* [PROBLEM TO SOLVE]
Reproduce every line in the listing that contains the word "Wiatroizolację".
● ● ● ● ●
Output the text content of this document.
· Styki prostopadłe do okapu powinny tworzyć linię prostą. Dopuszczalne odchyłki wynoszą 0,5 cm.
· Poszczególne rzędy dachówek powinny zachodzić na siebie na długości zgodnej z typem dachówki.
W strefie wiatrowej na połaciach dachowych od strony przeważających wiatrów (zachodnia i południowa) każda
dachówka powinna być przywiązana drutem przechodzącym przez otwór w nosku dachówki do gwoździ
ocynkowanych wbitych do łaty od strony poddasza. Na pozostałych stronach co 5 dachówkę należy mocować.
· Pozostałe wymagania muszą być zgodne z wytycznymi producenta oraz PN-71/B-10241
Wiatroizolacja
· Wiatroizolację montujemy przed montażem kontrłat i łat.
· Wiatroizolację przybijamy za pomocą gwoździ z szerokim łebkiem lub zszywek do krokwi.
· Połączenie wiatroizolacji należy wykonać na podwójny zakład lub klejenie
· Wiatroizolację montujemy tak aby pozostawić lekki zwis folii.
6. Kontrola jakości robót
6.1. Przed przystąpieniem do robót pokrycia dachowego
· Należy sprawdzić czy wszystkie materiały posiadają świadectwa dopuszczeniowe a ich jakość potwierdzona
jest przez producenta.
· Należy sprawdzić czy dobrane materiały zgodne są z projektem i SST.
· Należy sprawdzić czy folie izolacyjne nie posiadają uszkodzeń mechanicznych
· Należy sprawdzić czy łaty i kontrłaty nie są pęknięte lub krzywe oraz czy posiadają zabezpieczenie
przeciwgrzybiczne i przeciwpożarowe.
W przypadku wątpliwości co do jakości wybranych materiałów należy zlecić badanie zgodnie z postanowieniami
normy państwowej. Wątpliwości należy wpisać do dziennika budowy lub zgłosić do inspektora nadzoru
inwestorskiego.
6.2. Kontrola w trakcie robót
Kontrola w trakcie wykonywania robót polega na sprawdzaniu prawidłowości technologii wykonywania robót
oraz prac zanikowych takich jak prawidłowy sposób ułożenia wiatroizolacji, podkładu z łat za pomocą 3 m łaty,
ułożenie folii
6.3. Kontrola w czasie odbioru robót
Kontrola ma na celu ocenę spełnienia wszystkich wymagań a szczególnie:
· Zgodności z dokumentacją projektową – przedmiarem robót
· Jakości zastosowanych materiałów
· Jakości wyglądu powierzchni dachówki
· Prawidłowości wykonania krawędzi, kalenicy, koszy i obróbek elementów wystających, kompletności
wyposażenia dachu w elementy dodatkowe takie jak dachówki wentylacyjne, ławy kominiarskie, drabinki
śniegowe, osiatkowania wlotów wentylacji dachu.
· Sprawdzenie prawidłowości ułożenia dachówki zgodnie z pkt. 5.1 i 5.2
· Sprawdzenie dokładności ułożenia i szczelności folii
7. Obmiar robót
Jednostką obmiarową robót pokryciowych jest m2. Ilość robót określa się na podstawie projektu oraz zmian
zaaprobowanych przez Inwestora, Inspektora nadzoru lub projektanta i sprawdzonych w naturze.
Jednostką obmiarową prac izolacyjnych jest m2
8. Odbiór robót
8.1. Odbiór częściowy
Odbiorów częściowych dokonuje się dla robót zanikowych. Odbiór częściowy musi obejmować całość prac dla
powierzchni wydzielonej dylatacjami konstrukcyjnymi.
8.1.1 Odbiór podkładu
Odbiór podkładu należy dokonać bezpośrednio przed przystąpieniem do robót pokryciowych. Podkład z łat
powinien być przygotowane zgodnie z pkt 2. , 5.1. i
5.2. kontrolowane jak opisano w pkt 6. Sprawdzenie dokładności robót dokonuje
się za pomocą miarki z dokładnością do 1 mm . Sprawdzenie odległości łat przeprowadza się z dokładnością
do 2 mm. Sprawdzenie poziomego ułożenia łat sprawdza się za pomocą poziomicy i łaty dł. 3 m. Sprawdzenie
● ● ● ● ●
* [EXERCISE SOLUTION]
· Wiatroizolację montujemy przed montażem kontrłat i łat.
· Wiatroizolację przybijamy za pomocą gwoździ z szerokim łebkiem lub zszywek do krokwi.
· Wiatroizolację montujemy tak aby pozostawić lekki zwis folii.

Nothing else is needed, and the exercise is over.